**YOUR TASK:** Repeat the records verbatim and leave the pictures out of your copy.

**MATERIAL SHOWN:**
"""
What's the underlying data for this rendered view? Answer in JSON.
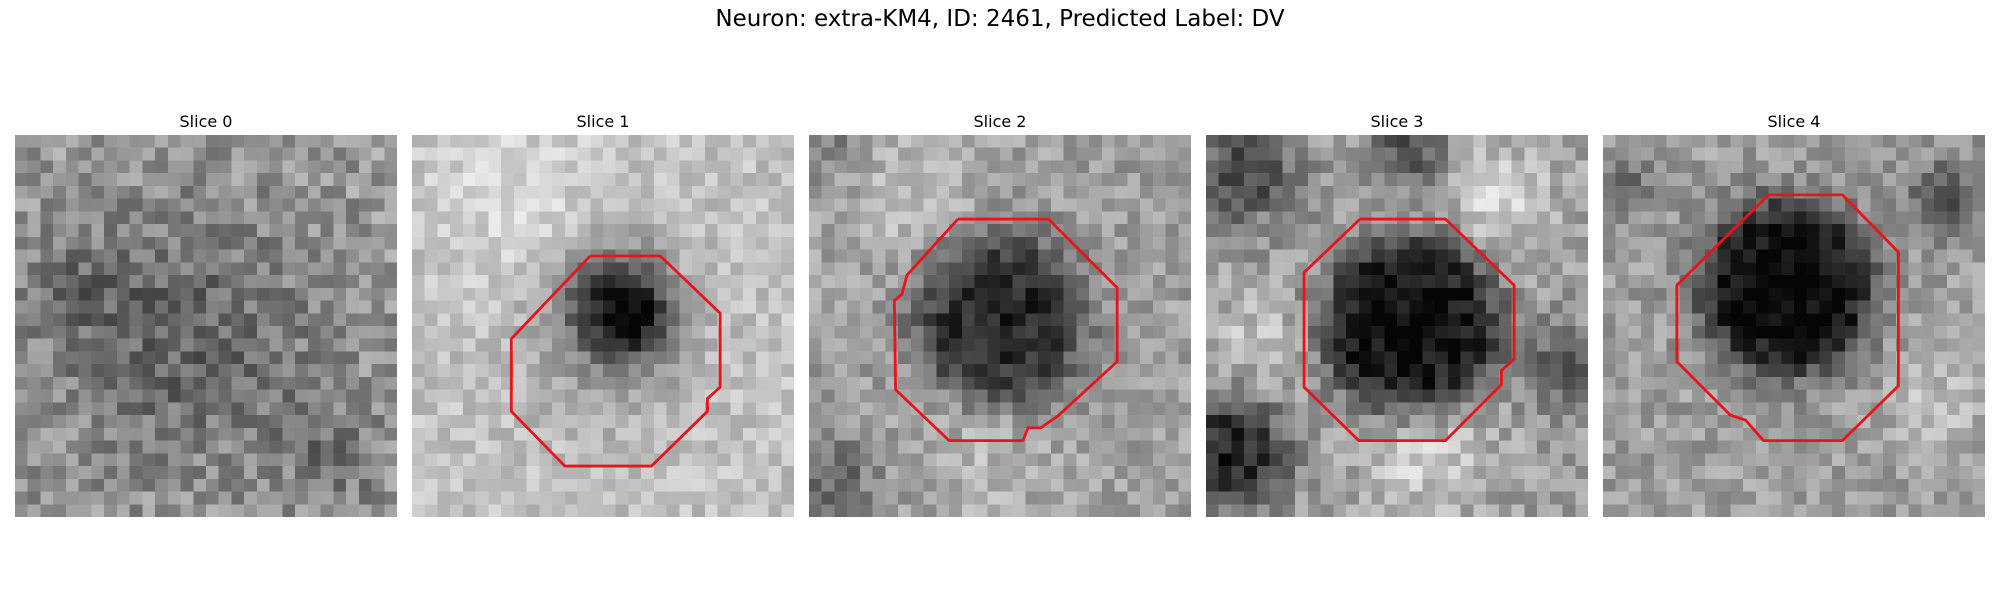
{
  "title": "Neuron: extra-KM4, ID: 2461, Predicted Label: DV",
  "slices": [
    {
      "title": "Slice 0",
      "has_roi": false
    },
    {
      "title": "Slice 1",
      "has_roi": true
    },
    {
      "title": "Slice 2",
      "has_roi": true
    },
    {
      "title": "Slice 3",
      "has_roi": true
    },
    {
      "title": "Slice 4",
      "has_roi": true
    }
  ],
  "colors": {
    "roi_outline": "#e8141a",
    "background": "#ffffff"
  }
}
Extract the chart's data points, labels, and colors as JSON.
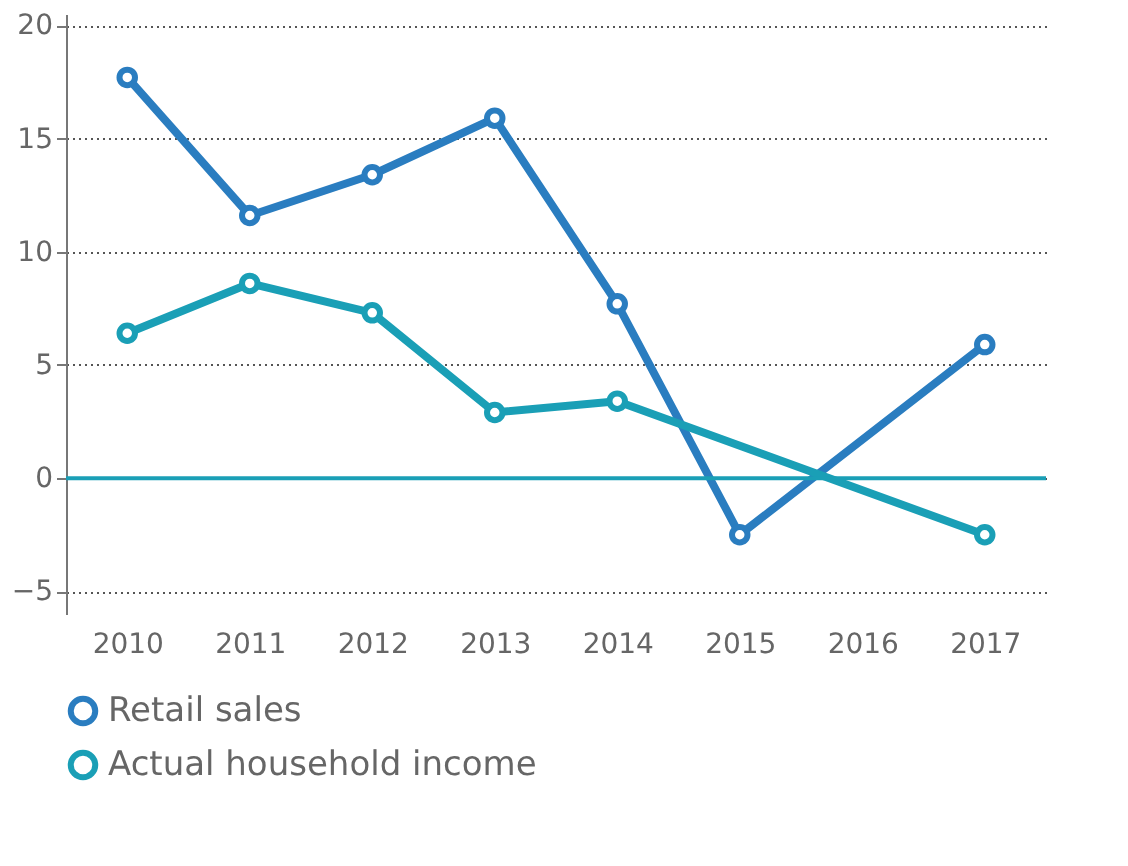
{
  "chart_data": {
    "type": "line",
    "series": [
      {
        "name": "Retail sales",
        "color": "#2a7dc0",
        "x": [
          2010,
          2011,
          2012,
          2013,
          2014,
          2015,
          2017
        ],
        "values": [
          17.7,
          11.6,
          13.4,
          15.9,
          7.7,
          -2.5,
          5.9
        ]
      },
      {
        "name": "Actual household income",
        "color": "#1a9fb6",
        "x": [
          2010,
          2011,
          2012,
          2013,
          2014,
          2017
        ],
        "values": [
          6.4,
          8.6,
          7.3,
          2.9,
          3.4,
          -2.5
        ]
      }
    ],
    "xlim": [
      2009.5,
      2017.5
    ],
    "xticks": [
      2010,
      2011,
      2012,
      2013,
      2014,
      2015,
      2016,
      2017
    ],
    "ylim": [
      -6,
      20.5
    ],
    "yticks": [
      -5,
      0,
      5,
      10,
      15,
      20
    ],
    "ref_lines": [
      {
        "axis": "y",
        "value": 0,
        "color": "#1a9fb6"
      }
    ],
    "grid": "y",
    "legend": "bottom left",
    "marker": "circle",
    "line_style": "solid"
  }
}
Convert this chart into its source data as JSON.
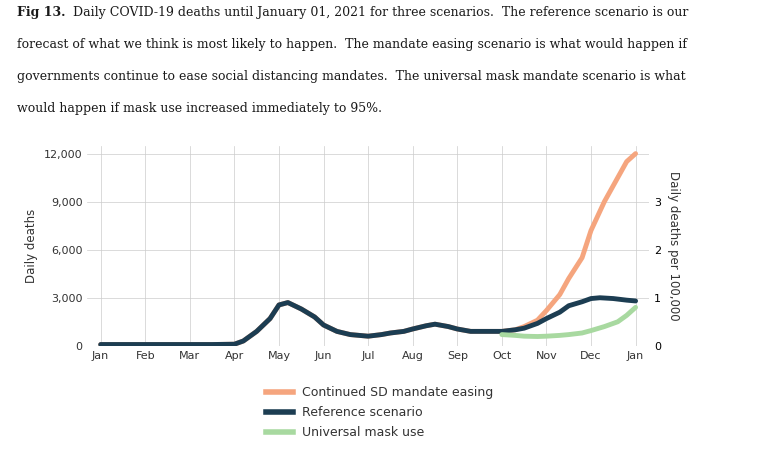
{
  "caption_bold": "Fig 13.",
  "caption_rest": "  Daily COVID-19 deaths until January 01, 2021 for three scenarios.  The reference scenario is our forecast of what we think is most likely to happen.  The mandate easing scenario is what would happen if governments continue to ease social distancing mandates.  The universal mask mandate scenario is what would happen if mask use increased immediately to 95%.",
  "ylabel_left": "Daily deaths",
  "ylabel_right": "Daily deaths per 100,000",
  "yticks_left": [
    0,
    3000,
    6000,
    9000,
    12000
  ],
  "ytick_labels_left": [
    "0",
    "3,000",
    "6,000",
    "9,000",
    "12,000"
  ],
  "ylim": [
    0,
    12500
  ],
  "background_color": "#ffffff",
  "grid_color": "#cccccc",
  "legend_entries": [
    "Continued SD mandate easing",
    "Reference scenario",
    "Universal mask use"
  ],
  "legend_colors": [
    "#f5a57e",
    "#1c3d52",
    "#a8d9a0"
  ],
  "months": [
    "Jan",
    "Feb",
    "Mar",
    "Apr",
    "May",
    "Jun",
    "Jul",
    "Aug",
    "Sep",
    "Oct",
    "Nov",
    "Dec",
    "Jan"
  ],
  "ref_x": [
    0,
    0.5,
    1,
    1.5,
    2,
    2.5,
    3,
    3.2,
    3.5,
    3.8,
    4,
    4.2,
    4.5,
    4.8,
    5,
    5.3,
    5.6,
    6,
    6.3,
    6.5,
    6.8,
    7,
    7.3,
    7.5,
    7.8,
    8,
    8.3,
    8.5,
    8.8,
    9,
    9.3,
    9.5,
    9.8,
    10,
    10.3,
    10.5,
    10.8,
    11,
    11.2,
    11.5,
    11.8,
    12
  ],
  "ref_y": [
    80,
    80,
    80,
    80,
    80,
    80,
    100,
    300,
    900,
    1700,
    2550,
    2700,
    2300,
    1800,
    1300,
    900,
    700,
    600,
    700,
    800,
    900,
    1050,
    1250,
    1350,
    1200,
    1050,
    900,
    900,
    900,
    900,
    1000,
    1100,
    1400,
    1700,
    2100,
    2500,
    2750,
    2950,
    3000,
    2950,
    2850,
    2800
  ],
  "ref_color": "#1c3d52",
  "ref_lw": 3.5,
  "ease_x": [
    0,
    0.5,
    1,
    1.5,
    2,
    2.5,
    3,
    3.2,
    3.5,
    3.8,
    4,
    4.2,
    4.5,
    4.8,
    5,
    5.3,
    5.6,
    6,
    6.3,
    6.5,
    6.8,
    7,
    7.3,
    7.5,
    7.8,
    8,
    8.3,
    8.5,
    8.8,
    9,
    9.3,
    9.5,
    9.8,
    10,
    10.3,
    10.5,
    10.8,
    11,
    11.3,
    11.6,
    11.8,
    12
  ],
  "ease_y": [
    80,
    80,
    80,
    80,
    80,
    80,
    100,
    300,
    900,
    1700,
    2550,
    2700,
    2300,
    1800,
    1300,
    900,
    700,
    600,
    700,
    800,
    900,
    1050,
    1250,
    1350,
    1200,
    1050,
    900,
    900,
    900,
    900,
    1000,
    1200,
    1600,
    2200,
    3200,
    4200,
    5500,
    7200,
    9000,
    10500,
    11500,
    12000
  ],
  "ease_color": "#f5a57e",
  "ease_lw": 3.5,
  "mask_x": [
    9.0,
    9.3,
    9.5,
    9.8,
    10.0,
    10.3,
    10.5,
    10.8,
    11.0,
    11.3,
    11.6,
    11.8,
    12.0
  ],
  "mask_y": [
    700,
    650,
    600,
    580,
    600,
    650,
    700,
    800,
    950,
    1200,
    1500,
    1900,
    2400
  ],
  "mask_color": "#a8d9a0",
  "mask_lw": 3.5,
  "title_fontsize": 9.0,
  "axis_fontsize": 8.5,
  "tick_fontsize": 8.0,
  "legend_fontsize": 9.0
}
"""
**EXPECTED OUTPUT:**
What's the underlying data for this rendered view? Answer in JSON.
{
  "title": "Neuron: extra-KM4, ID: 2461, Predicted Label: DV",
  "slices": [
    {
      "title": "Slice 0",
      "has_roi": false
    },
    {
      "title": "Slice 1",
      "has_roi": true
    },
    {
      "title": "Slice 2",
      "has_roi": true
    },
    {
      "title": "Slice 3",
      "has_roi": true
    },
    {
      "title": "Slice 4",
      "has_roi": true
    }
  ],
  "colors": {
    "roi_outline": "#e8141a",
    "background": "#ffffff"
  }
}
Extract the chart's data points, labels, and colors as JSON.
{
  "chart_data": {
    "type": "line",
    "series": [
      {
        "name": "Retail sales",
        "color": "#2a7dc0",
        "x": [
          2010,
          2011,
          2012,
          2013,
          2014,
          2015,
          2017
        ],
        "values": [
          17.7,
          11.6,
          13.4,
          15.9,
          7.7,
          -2.5,
          5.9
        ]
      },
      {
        "name": "Actual household income",
        "color": "#1a9fb6",
        "x": [
          2010,
          2011,
          2012,
          2013,
          2014,
          2017
        ],
        "values": [
          6.4,
          8.6,
          7.3,
          2.9,
          3.4,
          -2.5
        ]
      }
    ],
    "xlim": [
      2009.5,
      2017.5
    ],
    "xticks": [
      2010,
      2011,
      2012,
      2013,
      2014,
      2015,
      2016,
      2017
    ],
    "ylim": [
      -6,
      20.5
    ],
    "yticks": [
      -5,
      0,
      5,
      10,
      15,
      20
    ],
    "ref_lines": [
      {
        "axis": "y",
        "value": 0,
        "color": "#1a9fb6"
      }
    ],
    "grid": "y",
    "legend": "bottom left",
    "marker": "circle",
    "line_style": "solid"
  }
}
Convert this chart into its source data as JSON.
{
  "caption_bold": "Fig 13.",
  "caption_rest": "  Daily COVID-19 deaths until January 01, 2021 for three scenarios.  The reference scenario is our forecast of what we think is most likely to happen.  The mandate easing scenario is what would happen if governments continue to ease social distancing mandates.  The universal mask mandate scenario is what would happen if mask use increased immediately to 95%.",
  "ylabel_left": "Daily deaths",
  "ylabel_right": "Daily deaths per 100,000",
  "yticks_left": [
    0,
    3000,
    6000,
    9000,
    12000
  ],
  "ytick_labels_left": [
    "0",
    "3,000",
    "6,000",
    "9,000",
    "12,000"
  ],
  "ylim": [
    0,
    12500
  ],
  "background_color": "#ffffff",
  "grid_color": "#cccccc",
  "legend_entries": [
    "Continued SD mandate easing",
    "Reference scenario",
    "Universal mask use"
  ],
  "legend_colors": [
    "#f5a57e",
    "#1c3d52",
    "#a8d9a0"
  ],
  "months": [
    "Jan",
    "Feb",
    "Mar",
    "Apr",
    "May",
    "Jun",
    "Jul",
    "Aug",
    "Sep",
    "Oct",
    "Nov",
    "Dec",
    "Jan"
  ],
  "ref_x": [
    0,
    0.5,
    1,
    1.5,
    2,
    2.5,
    3,
    3.2,
    3.5,
    3.8,
    4,
    4.2,
    4.5,
    4.8,
    5,
    5.3,
    5.6,
    6,
    6.3,
    6.5,
    6.8,
    7,
    7.3,
    7.5,
    7.8,
    8,
    8.3,
    8.5,
    8.8,
    9,
    9.3,
    9.5,
    9.8,
    10,
    10.3,
    10.5,
    10.8,
    11,
    11.2,
    11.5,
    11.8,
    12
  ],
  "ref_y": [
    80,
    80,
    80,
    80,
    80,
    80,
    100,
    300,
    900,
    1700,
    2550,
    2700,
    2300,
    1800,
    1300,
    900,
    700,
    600,
    700,
    800,
    900,
    1050,
    1250,
    1350,
    1200,
    1050,
    900,
    900,
    900,
    900,
    1000,
    1100,
    1400,
    1700,
    2100,
    2500,
    2750,
    2950,
    3000,
    2950,
    2850,
    2800
  ],
  "ref_color": "#1c3d52",
  "ref_lw": 3.5,
  "ease_x": [
    0,
    0.5,
    1,
    1.5,
    2,
    2.5,
    3,
    3.2,
    3.5,
    3.8,
    4,
    4.2,
    4.5,
    4.8,
    5,
    5.3,
    5.6,
    6,
    6.3,
    6.5,
    6.8,
    7,
    7.3,
    7.5,
    7.8,
    8,
    8.3,
    8.5,
    8.8,
    9,
    9.3,
    9.5,
    9.8,
    10,
    10.3,
    10.5,
    10.8,
    11,
    11.3,
    11.6,
    11.8,
    12
  ],
  "ease_y": [
    80,
    80,
    80,
    80,
    80,
    80,
    100,
    300,
    900,
    1700,
    2550,
    2700,
    2300,
    1800,
    1300,
    900,
    700,
    600,
    700,
    800,
    900,
    1050,
    1250,
    1350,
    1200,
    1050,
    900,
    900,
    900,
    900,
    1000,
    1200,
    1600,
    2200,
    3200,
    4200,
    5500,
    7200,
    9000,
    10500,
    11500,
    12000
  ],
  "ease_color": "#f5a57e",
  "ease_lw": 3.5,
  "mask_x": [
    9.0,
    9.3,
    9.5,
    9.8,
    10.0,
    10.3,
    10.5,
    10.8,
    11.0,
    11.3,
    11.6,
    11.8,
    12.0
  ],
  "mask_y": [
    700,
    650,
    600,
    580,
    600,
    650,
    700,
    800,
    950,
    1200,
    1500,
    1900,
    2400
  ],
  "mask_color": "#a8d9a0",
  "mask_lw": 3.5,
  "title_fontsize": 9.0,
  "axis_fontsize": 8.5,
  "tick_fontsize": 8.0,
  "legend_fontsize": 9.0
}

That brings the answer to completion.